What you should do
Write out the material exactly, with the pictures left out.

(Data records)
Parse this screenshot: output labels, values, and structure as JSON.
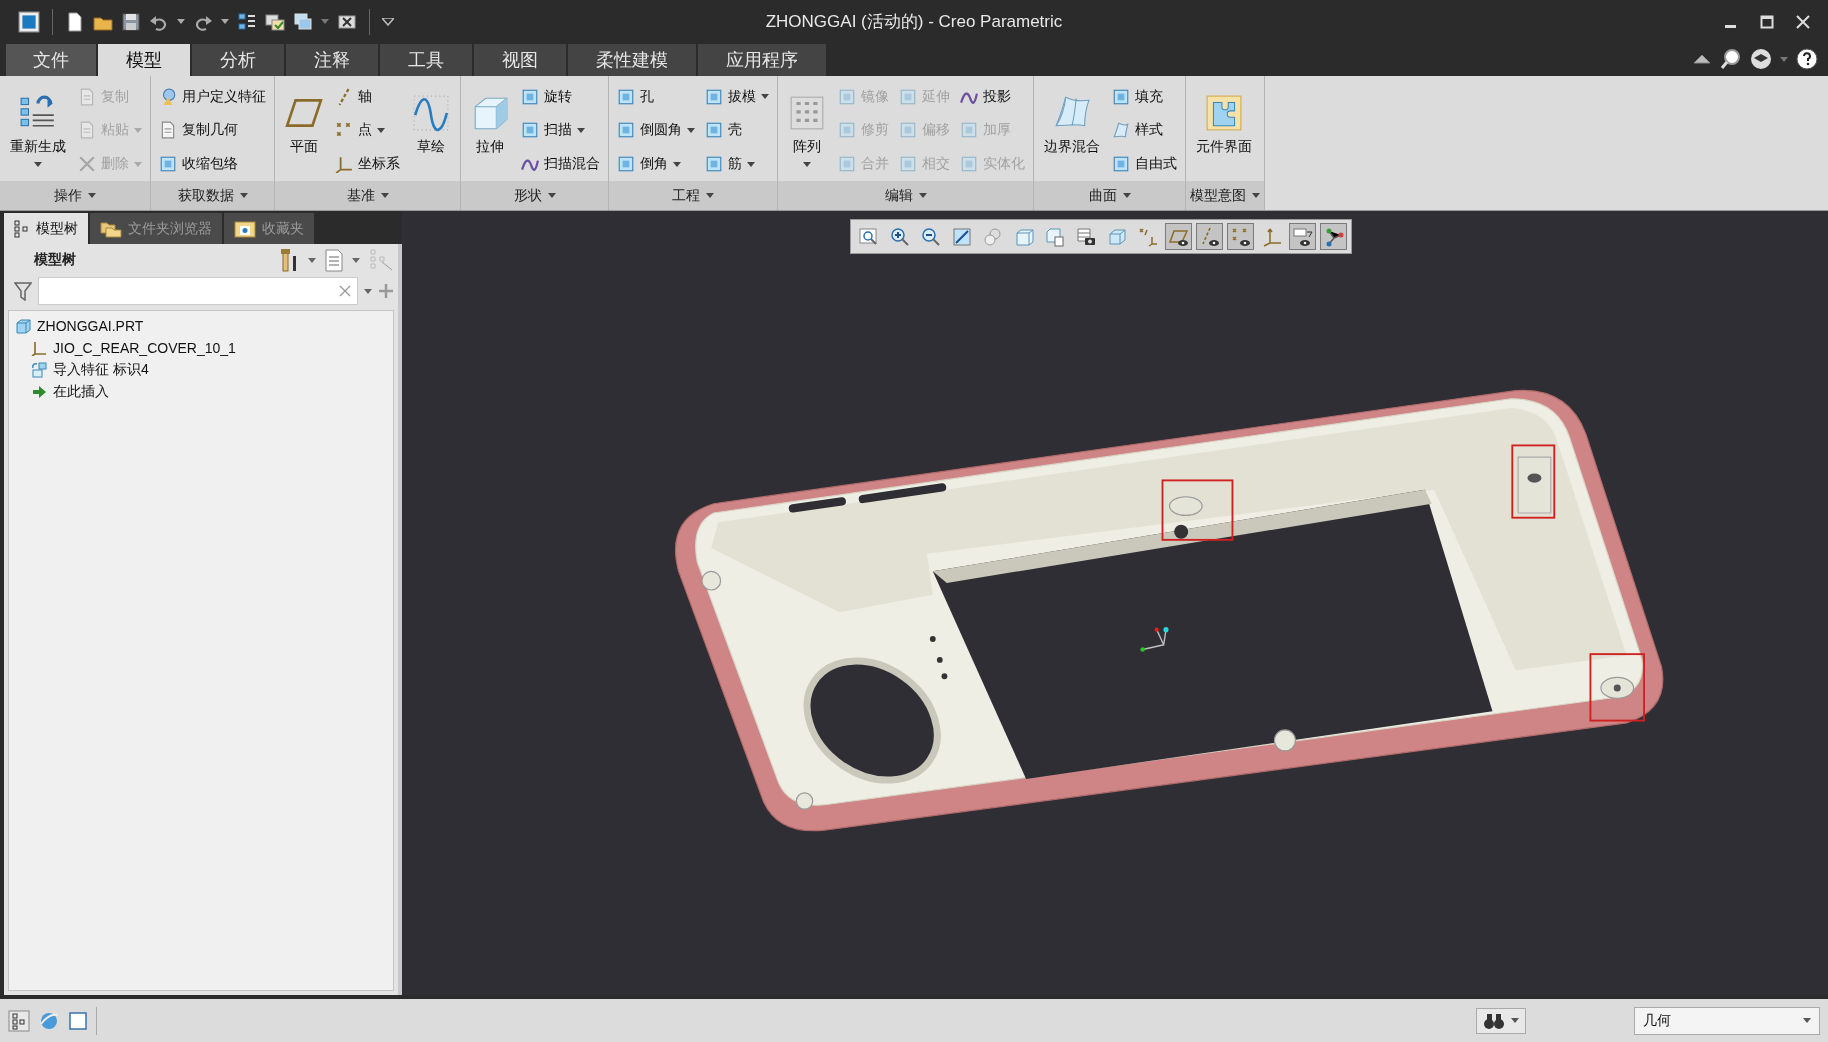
{
  "window": {
    "title": "ZHONGGAI (活动的) - Creo Parametric"
  },
  "ribbon_tabs": [
    {
      "label": "文件",
      "kind": "file",
      "selected": false
    },
    {
      "label": "模型",
      "kind": "tab",
      "selected": true
    },
    {
      "label": "分析",
      "kind": "tab",
      "selected": false
    },
    {
      "label": "注释",
      "kind": "tab",
      "selected": false
    },
    {
      "label": "工具",
      "kind": "tab",
      "selected": false
    },
    {
      "label": "视图",
      "kind": "tab",
      "selected": false
    },
    {
      "label": "柔性建模",
      "kind": "tab",
      "selected": false
    },
    {
      "label": "应用程序",
      "kind": "tab",
      "selected": false
    }
  ],
  "ribbon_groups": [
    {
      "label": "操作",
      "columns": [
        [
          {
            "label": "重新生成",
            "kind": "large",
            "dropdown": true,
            "disabled": false
          }
        ],
        [
          {
            "label": "复制",
            "kind": "small",
            "dropdown": false,
            "disabled": true
          },
          {
            "label": "粘贴",
            "kind": "small",
            "dropdown": true,
            "disabled": true
          },
          {
            "label": "删除",
            "kind": "small",
            "dropdown": true,
            "disabled": true
          }
        ]
      ]
    },
    {
      "label": "获取数据",
      "columns": [
        [
          {
            "label": "用户定义特征",
            "kind": "small",
            "dropdown": false,
            "disabled": false
          },
          {
            "label": "复制几何",
            "kind": "small",
            "dropdown": false,
            "disabled": false
          },
          {
            "label": "收缩包络",
            "kind": "small",
            "dropdown": false,
            "disabled": false
          }
        ]
      ]
    },
    {
      "label": "基准",
      "columns": [
        [
          {
            "label": "平面",
            "kind": "large",
            "dropdown": false,
            "disabled": false
          }
        ],
        [
          {
            "label": "轴",
            "kind": "small",
            "dropdown": false,
            "disabled": false
          },
          {
            "label": "点",
            "kind": "small",
            "dropdown": true,
            "disabled": false
          },
          {
            "label": "坐标系",
            "kind": "small",
            "dropdown": false,
            "disabled": false
          }
        ],
        [
          {
            "label": "草绘",
            "kind": "large",
            "dropdown": false,
            "disabled": false
          }
        ]
      ]
    },
    {
      "label": "形状",
      "columns": [
        [
          {
            "label": "拉伸",
            "kind": "large",
            "dropdown": false,
            "disabled": false
          }
        ],
        [
          {
            "label": "旋转",
            "kind": "small",
            "dropdown": false,
            "disabled": false
          },
          {
            "label": "扫描",
            "kind": "small",
            "dropdown": true,
            "disabled": false
          },
          {
            "label": "扫描混合",
            "kind": "small",
            "dropdown": false,
            "disabled": false
          }
        ]
      ]
    },
    {
      "label": "工程",
      "columns": [
        [
          {
            "label": "孔",
            "kind": "small",
            "dropdown": false,
            "disabled": false
          },
          {
            "label": "倒圆角",
            "kind": "small",
            "dropdown": true,
            "disabled": false
          },
          {
            "label": "倒角",
            "kind": "small",
            "dropdown": true,
            "disabled": false
          }
        ],
        [
          {
            "label": "拔模",
            "kind": "small",
            "dropdown": true,
            "disabled": false
          },
          {
            "label": "壳",
            "kind": "small",
            "dropdown": false,
            "disabled": false
          },
          {
            "label": "筋",
            "kind": "small",
            "dropdown": true,
            "disabled": false
          }
        ]
      ]
    },
    {
      "label": "编辑",
      "columns": [
        [
          {
            "label": "阵列",
            "kind": "large",
            "dropdown": true,
            "disabled": false
          }
        ],
        [
          {
            "label": "镜像",
            "kind": "small",
            "dropdown": false,
            "disabled": true
          },
          {
            "label": "修剪",
            "kind": "small",
            "dropdown": false,
            "disabled": true
          },
          {
            "label": "合并",
            "kind": "small",
            "dropdown": false,
            "disabled": true
          }
        ],
        [
          {
            "label": "延伸",
            "kind": "small",
            "dropdown": false,
            "disabled": true
          },
          {
            "label": "偏移",
            "kind": "small",
            "dropdown": false,
            "disabled": true
          },
          {
            "label": "相交",
            "kind": "small",
            "dropdown": false,
            "disabled": true
          }
        ],
        [
          {
            "label": "投影",
            "kind": "small",
            "dropdown": false,
            "disabled": false
          },
          {
            "label": "加厚",
            "kind": "small",
            "dropdown": false,
            "disabled": true
          },
          {
            "label": "实体化",
            "kind": "small",
            "dropdown": false,
            "disabled": true
          }
        ]
      ]
    },
    {
      "label": "曲面",
      "columns": [
        [
          {
            "label": "边界混合",
            "kind": "large",
            "dropdown": false,
            "disabled": false
          }
        ],
        [
          {
            "label": "填充",
            "kind": "small",
            "dropdown": false,
            "disabled": false
          },
          {
            "label": "样式",
            "kind": "small",
            "dropdown": false,
            "disabled": false
          },
          {
            "label": "自由式",
            "kind": "small",
            "dropdown": false,
            "disabled": false
          }
        ]
      ]
    },
    {
      "label": "模型意图",
      "columns": [
        [
          {
            "label": "元件界面",
            "kind": "large",
            "dropdown": false,
            "disabled": false
          }
        ]
      ]
    }
  ],
  "panel_tabs": [
    {
      "label": "模型树",
      "selected": true
    },
    {
      "label": "文件夹浏览器",
      "selected": false
    },
    {
      "label": "收藏夹",
      "selected": false
    }
  ],
  "model_tree": {
    "header": "模型树",
    "items": [
      {
        "label": "ZHONGGAI.PRT",
        "children": [
          {
            "label": "JIO_C_REAR_COVER_10_1"
          },
          {
            "label": "导入特征 标识4"
          },
          {
            "label": "在此插入"
          }
        ]
      }
    ]
  },
  "view_toolbar": [
    {
      "on": false
    },
    {
      "on": false
    },
    {
      "on": false
    },
    {
      "on": false
    },
    {
      "on": false
    },
    {
      "on": false
    },
    {
      "on": false
    },
    {
      "on": false
    },
    {
      "on": false
    },
    {
      "on": false
    },
    {
      "on": true
    },
    {
      "on": true
    },
    {
      "on": true
    },
    {
      "on": false
    },
    {
      "on": true
    },
    {
      "on": true
    }
  ],
  "status_bar": {
    "selection_filter": "几何"
  }
}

Response to the exercise
Parse this screenshot: output labels, values, and structure as JSON.
{
  "window": {
    "title": "ZHONGGAI (活动的) - Creo Parametric"
  },
  "ribbon_tabs": [
    {
      "label": "文件",
      "kind": "file",
      "selected": false
    },
    {
      "label": "模型",
      "kind": "tab",
      "selected": true
    },
    {
      "label": "分析",
      "kind": "tab",
      "selected": false
    },
    {
      "label": "注释",
      "kind": "tab",
      "selected": false
    },
    {
      "label": "工具",
      "kind": "tab",
      "selected": false
    },
    {
      "label": "视图",
      "kind": "tab",
      "selected": false
    },
    {
      "label": "柔性建模",
      "kind": "tab",
      "selected": false
    },
    {
      "label": "应用程序",
      "kind": "tab",
      "selected": false
    }
  ],
  "ribbon_groups": [
    {
      "label": "操作",
      "columns": [
        [
          {
            "label": "重新生成",
            "kind": "large",
            "dropdown": true,
            "disabled": false
          }
        ],
        [
          {
            "label": "复制",
            "kind": "small",
            "dropdown": false,
            "disabled": true
          },
          {
            "label": "粘贴",
            "kind": "small",
            "dropdown": true,
            "disabled": true
          },
          {
            "label": "删除",
            "kind": "small",
            "dropdown": true,
            "disabled": true
          }
        ]
      ]
    },
    {
      "label": "获取数据",
      "columns": [
        [
          {
            "label": "用户定义特征",
            "kind": "small",
            "dropdown": false,
            "disabled": false
          },
          {
            "label": "复制几何",
            "kind": "small",
            "dropdown": false,
            "disabled": false
          },
          {
            "label": "收缩包络",
            "kind": "small",
            "dropdown": false,
            "disabled": false
          }
        ]
      ]
    },
    {
      "label": "基准",
      "columns": [
        [
          {
            "label": "平面",
            "kind": "large",
            "dropdown": false,
            "disabled": false
          }
        ],
        [
          {
            "label": "轴",
            "kind": "small",
            "dropdown": false,
            "disabled": false
          },
          {
            "label": "点",
            "kind": "small",
            "dropdown": true,
            "disabled": false
          },
          {
            "label": "坐标系",
            "kind": "small",
            "dropdown": false,
            "disabled": false
          }
        ],
        [
          {
            "label": "草绘",
            "kind": "large",
            "dropdown": false,
            "disabled": false
          }
        ]
      ]
    },
    {
      "label": "形状",
      "columns": [
        [
          {
            "label": "拉伸",
            "kind": "large",
            "dropdown": false,
            "disabled": false
          }
        ],
        [
          {
            "label": "旋转",
            "kind": "small",
            "dropdown": false,
            "disabled": false
          },
          {
            "label": "扫描",
            "kind": "small",
            "dropdown": true,
            "disabled": false
          },
          {
            "label": "扫描混合",
            "kind": "small",
            "dropdown": false,
            "disabled": false
          }
        ]
      ]
    },
    {
      "label": "工程",
      "columns": [
        [
          {
            "label": "孔",
            "kind": "small",
            "dropdown": false,
            "disabled": false
          },
          {
            "label": "倒圆角",
            "kind": "small",
            "dropdown": true,
            "disabled": false
          },
          {
            "label": "倒角",
            "kind": "small",
            "dropdown": true,
            "disabled": false
          }
        ],
        [
          {
            "label": "拔模",
            "kind": "small",
            "dropdown": true,
            "disabled": false
          },
          {
            "label": "壳",
            "kind": "small",
            "dropdown": false,
            "disabled": false
          },
          {
            "label": "筋",
            "kind": "small",
            "dropdown": true,
            "disabled": false
          }
        ]
      ]
    },
    {
      "label": "编辑",
      "columns": [
        [
          {
            "label": "阵列",
            "kind": "large",
            "dropdown": true,
            "disabled": false
          }
        ],
        [
          {
            "label": "镜像",
            "kind": "small",
            "dropdown": false,
            "disabled": true
          },
          {
            "label": "修剪",
            "kind": "small",
            "dropdown": false,
            "disabled": true
          },
          {
            "label": "合并",
            "kind": "small",
            "dropdown": false,
            "disabled": true
          }
        ],
        [
          {
            "label": "延伸",
            "kind": "small",
            "dropdown": false,
            "disabled": true
          },
          {
            "label": "偏移",
            "kind": "small",
            "dropdown": false,
            "disabled": true
          },
          {
            "label": "相交",
            "kind": "small",
            "dropdown": false,
            "disabled": true
          }
        ],
        [
          {
            "label": "投影",
            "kind": "small",
            "dropdown": false,
            "disabled": false
          },
          {
            "label": "加厚",
            "kind": "small",
            "dropdown": false,
            "disabled": true
          },
          {
            "label": "实体化",
            "kind": "small",
            "dropdown": false,
            "disabled": true
          }
        ]
      ]
    },
    {
      "label": "曲面",
      "columns": [
        [
          {
            "label": "边界混合",
            "kind": "large",
            "dropdown": false,
            "disabled": false
          }
        ],
        [
          {
            "label": "填充",
            "kind": "small",
            "dropdown": false,
            "disabled": false
          },
          {
            "label": "样式",
            "kind": "small",
            "dropdown": false,
            "disabled": false
          },
          {
            "label": "自由式",
            "kind": "small",
            "dropdown": false,
            "disabled": false
          }
        ]
      ]
    },
    {
      "label": "模型意图",
      "columns": [
        [
          {
            "label": "元件界面",
            "kind": "large",
            "dropdown": false,
            "disabled": false
          }
        ]
      ]
    }
  ],
  "panel_tabs": [
    {
      "label": "模型树",
      "selected": true
    },
    {
      "label": "文件夹浏览器",
      "selected": false
    },
    {
      "label": "收藏夹",
      "selected": false
    }
  ],
  "model_tree": {
    "header": "模型树",
    "items": [
      {
        "label": "ZHONGGAI.PRT",
        "children": [
          {
            "label": "JIO_C_REAR_COVER_10_1"
          },
          {
            "label": "导入特征 标识4"
          },
          {
            "label": "在此插入"
          }
        ]
      }
    ]
  },
  "view_toolbar": [
    {
      "on": false
    },
    {
      "on": false
    },
    {
      "on": false
    },
    {
      "on": false
    },
    {
      "on": false
    },
    {
      "on": false
    },
    {
      "on": false
    },
    {
      "on": false
    },
    {
      "on": false
    },
    {
      "on": false
    },
    {
      "on": true
    },
    {
      "on": true
    },
    {
      "on": true
    },
    {
      "on": false
    },
    {
      "on": true
    },
    {
      "on": true
    }
  ],
  "status_bar": {
    "selection_filter": "几何"
  }
}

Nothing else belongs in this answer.